> _Problem to solve_
Look for the string "screenshot" and copy every line that has it.

########################################

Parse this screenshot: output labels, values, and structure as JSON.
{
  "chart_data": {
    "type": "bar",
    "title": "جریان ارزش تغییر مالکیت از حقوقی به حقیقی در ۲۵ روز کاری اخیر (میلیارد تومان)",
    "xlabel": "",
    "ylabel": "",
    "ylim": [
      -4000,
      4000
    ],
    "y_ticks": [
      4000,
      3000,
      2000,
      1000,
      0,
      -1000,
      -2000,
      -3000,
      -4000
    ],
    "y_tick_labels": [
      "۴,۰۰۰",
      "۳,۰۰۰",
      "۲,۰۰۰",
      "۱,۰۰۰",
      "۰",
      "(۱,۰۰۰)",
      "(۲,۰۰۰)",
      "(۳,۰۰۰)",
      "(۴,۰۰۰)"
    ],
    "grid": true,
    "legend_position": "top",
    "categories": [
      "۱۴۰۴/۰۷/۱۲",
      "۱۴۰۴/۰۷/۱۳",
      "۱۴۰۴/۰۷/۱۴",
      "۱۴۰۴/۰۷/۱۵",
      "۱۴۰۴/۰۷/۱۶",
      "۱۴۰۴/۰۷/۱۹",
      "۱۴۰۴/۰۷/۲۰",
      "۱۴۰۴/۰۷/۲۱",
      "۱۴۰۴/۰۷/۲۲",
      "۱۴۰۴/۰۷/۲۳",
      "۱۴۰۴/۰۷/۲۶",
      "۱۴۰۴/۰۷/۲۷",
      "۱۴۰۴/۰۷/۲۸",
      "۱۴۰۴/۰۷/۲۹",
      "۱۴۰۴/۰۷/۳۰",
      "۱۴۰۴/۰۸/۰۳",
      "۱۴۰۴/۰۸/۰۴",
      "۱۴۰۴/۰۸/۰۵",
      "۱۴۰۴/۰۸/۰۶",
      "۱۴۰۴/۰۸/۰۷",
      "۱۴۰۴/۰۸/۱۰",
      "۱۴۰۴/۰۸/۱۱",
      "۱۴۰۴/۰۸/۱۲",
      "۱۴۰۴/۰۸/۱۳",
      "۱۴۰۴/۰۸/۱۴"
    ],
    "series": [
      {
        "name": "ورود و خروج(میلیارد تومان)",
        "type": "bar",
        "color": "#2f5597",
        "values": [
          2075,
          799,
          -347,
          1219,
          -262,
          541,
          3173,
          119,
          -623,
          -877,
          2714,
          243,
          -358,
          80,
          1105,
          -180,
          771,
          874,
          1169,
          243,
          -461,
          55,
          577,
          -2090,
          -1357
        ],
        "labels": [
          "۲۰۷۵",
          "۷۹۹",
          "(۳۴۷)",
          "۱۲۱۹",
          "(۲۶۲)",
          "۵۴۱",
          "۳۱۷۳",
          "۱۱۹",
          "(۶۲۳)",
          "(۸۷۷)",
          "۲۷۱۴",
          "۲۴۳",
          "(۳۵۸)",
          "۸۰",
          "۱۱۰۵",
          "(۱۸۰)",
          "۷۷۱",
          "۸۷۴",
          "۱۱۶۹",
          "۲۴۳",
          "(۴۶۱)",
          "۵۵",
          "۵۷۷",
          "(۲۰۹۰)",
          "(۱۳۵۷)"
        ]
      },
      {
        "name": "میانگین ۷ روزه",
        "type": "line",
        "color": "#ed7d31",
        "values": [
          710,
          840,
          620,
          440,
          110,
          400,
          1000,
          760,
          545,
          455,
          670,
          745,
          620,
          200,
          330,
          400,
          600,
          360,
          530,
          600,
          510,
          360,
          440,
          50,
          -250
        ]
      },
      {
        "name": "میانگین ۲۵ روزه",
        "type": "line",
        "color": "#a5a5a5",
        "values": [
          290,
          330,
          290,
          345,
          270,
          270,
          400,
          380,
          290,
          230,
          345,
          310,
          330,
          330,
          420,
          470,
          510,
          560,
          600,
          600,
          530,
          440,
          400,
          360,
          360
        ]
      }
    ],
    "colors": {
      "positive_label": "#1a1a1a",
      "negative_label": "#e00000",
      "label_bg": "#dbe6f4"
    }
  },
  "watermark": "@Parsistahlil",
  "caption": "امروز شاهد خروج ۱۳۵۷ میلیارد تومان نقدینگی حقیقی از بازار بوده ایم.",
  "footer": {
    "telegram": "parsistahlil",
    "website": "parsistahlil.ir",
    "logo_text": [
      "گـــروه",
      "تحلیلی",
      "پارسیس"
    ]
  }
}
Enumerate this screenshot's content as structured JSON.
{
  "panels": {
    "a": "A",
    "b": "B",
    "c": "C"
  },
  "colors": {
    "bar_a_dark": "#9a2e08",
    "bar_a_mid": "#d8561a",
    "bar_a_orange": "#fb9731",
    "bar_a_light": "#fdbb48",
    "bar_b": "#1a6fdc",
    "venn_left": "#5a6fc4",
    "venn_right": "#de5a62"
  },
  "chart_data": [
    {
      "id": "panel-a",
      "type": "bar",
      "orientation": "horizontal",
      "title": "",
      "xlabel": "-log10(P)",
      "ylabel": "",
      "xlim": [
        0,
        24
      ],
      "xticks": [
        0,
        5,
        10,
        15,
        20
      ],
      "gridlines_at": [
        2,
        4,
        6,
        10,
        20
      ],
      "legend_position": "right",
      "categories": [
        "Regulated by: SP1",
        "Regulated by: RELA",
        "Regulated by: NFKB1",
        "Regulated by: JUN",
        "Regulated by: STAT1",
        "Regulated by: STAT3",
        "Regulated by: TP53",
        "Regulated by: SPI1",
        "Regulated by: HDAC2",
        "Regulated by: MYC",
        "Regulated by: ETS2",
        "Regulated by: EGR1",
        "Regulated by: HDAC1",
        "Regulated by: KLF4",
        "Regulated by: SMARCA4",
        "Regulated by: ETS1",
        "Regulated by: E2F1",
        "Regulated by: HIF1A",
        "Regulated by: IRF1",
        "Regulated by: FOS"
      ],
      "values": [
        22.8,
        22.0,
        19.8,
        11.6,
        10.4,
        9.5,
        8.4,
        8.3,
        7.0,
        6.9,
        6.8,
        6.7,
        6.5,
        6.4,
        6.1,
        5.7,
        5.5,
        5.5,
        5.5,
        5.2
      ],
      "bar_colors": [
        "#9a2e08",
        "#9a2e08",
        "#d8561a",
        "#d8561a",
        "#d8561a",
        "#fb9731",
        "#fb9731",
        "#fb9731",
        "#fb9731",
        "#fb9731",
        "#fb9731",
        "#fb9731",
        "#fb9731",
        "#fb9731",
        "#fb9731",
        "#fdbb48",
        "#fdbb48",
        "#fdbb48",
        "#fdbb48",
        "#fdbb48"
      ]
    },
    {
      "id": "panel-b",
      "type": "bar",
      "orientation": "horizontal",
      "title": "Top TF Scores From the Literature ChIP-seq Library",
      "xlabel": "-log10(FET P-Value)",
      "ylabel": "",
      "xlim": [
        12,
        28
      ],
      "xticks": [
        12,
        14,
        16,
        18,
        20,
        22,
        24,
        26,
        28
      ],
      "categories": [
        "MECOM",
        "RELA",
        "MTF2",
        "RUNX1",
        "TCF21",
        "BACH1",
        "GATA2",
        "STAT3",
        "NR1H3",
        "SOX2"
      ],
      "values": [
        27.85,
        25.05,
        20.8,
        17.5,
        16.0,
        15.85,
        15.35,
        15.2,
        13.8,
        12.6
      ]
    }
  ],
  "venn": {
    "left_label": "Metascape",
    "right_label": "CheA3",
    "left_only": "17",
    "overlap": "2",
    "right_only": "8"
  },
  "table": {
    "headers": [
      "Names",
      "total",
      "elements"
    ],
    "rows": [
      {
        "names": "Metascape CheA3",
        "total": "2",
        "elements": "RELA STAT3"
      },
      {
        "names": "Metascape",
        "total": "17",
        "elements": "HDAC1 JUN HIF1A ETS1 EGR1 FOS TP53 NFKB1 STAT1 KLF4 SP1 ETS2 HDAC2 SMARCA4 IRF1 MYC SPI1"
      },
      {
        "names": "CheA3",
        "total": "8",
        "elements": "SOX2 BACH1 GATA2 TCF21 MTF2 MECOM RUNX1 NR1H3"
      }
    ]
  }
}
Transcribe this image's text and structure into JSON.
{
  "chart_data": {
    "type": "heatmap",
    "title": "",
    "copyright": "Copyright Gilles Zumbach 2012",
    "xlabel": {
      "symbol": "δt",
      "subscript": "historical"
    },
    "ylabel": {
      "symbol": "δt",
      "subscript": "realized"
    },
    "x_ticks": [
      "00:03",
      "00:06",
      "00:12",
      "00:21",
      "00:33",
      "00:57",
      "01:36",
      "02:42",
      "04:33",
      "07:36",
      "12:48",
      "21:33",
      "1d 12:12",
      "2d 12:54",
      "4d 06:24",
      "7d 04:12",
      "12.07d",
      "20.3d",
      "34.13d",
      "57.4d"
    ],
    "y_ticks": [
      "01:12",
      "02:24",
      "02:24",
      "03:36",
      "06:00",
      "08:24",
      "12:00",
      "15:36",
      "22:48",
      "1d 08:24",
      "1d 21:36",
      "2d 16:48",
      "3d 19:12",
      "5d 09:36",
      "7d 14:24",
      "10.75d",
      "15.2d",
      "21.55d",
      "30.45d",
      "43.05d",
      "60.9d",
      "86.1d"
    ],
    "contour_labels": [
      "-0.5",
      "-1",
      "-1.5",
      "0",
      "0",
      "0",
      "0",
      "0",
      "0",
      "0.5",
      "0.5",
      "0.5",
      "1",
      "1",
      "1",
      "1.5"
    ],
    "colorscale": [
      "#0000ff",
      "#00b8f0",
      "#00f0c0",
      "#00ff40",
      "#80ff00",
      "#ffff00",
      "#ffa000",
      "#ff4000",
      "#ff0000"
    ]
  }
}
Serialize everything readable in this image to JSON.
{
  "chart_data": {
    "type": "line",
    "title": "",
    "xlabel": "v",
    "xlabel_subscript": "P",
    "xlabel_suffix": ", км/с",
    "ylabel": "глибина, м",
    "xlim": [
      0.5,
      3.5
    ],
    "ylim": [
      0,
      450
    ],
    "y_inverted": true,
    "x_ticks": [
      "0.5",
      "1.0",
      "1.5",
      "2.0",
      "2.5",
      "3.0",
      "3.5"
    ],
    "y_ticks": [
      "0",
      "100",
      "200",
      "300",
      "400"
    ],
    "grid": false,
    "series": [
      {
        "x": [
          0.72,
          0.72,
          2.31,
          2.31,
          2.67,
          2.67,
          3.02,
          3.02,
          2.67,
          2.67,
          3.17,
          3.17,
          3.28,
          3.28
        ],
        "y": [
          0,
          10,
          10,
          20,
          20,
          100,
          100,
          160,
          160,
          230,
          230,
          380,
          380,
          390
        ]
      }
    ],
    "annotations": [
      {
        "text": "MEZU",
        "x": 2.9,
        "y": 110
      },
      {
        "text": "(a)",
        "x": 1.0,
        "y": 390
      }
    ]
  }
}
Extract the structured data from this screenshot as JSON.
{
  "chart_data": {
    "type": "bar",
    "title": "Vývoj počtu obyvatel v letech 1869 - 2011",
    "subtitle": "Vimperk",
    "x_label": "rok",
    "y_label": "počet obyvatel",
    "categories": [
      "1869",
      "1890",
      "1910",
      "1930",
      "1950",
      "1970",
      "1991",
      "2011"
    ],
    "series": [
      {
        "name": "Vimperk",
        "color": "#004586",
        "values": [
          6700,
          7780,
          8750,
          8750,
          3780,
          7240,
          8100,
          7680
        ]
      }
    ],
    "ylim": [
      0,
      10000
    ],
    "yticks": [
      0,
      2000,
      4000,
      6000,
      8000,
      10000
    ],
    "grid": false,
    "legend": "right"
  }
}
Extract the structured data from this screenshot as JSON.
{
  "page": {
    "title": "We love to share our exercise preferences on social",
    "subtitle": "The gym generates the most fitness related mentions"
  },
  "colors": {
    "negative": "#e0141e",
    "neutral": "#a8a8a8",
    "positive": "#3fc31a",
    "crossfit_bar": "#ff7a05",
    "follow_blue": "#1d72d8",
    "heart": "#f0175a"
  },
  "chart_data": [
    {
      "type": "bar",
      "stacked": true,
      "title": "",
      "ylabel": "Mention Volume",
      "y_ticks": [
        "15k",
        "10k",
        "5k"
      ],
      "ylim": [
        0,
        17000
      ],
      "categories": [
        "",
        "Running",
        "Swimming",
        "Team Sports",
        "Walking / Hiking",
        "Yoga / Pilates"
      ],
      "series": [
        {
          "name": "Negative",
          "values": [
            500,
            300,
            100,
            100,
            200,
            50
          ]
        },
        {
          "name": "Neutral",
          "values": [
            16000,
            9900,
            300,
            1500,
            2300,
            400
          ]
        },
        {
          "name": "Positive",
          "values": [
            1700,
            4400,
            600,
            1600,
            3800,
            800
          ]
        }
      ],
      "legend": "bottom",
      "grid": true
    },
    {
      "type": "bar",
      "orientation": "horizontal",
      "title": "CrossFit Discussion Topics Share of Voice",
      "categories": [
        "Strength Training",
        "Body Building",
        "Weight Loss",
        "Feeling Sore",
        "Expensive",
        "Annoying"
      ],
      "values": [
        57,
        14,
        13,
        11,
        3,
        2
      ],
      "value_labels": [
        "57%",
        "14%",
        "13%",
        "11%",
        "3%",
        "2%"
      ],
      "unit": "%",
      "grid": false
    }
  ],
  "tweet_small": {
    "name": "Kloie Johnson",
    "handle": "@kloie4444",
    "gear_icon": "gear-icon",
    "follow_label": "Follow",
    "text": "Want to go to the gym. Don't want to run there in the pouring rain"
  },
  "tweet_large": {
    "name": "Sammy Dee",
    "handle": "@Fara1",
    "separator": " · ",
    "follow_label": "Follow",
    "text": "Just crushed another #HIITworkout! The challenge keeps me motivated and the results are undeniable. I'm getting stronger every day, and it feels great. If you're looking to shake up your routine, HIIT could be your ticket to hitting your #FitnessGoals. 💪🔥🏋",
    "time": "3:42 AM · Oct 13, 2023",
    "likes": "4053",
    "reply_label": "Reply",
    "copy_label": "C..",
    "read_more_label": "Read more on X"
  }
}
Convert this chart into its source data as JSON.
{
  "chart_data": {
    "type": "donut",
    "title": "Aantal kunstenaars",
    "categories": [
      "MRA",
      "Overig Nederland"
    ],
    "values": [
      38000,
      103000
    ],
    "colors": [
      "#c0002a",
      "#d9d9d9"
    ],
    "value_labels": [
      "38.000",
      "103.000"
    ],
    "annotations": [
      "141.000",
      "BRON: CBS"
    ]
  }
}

########################################

> _The solution_
Parse this screenshot: output labels, values, and structure as JSON.
Enumerate this screenshot's content as structured JSON.
Extract the structured data from this screenshot as JSON.
Extract the structured data from this screenshot as JSON.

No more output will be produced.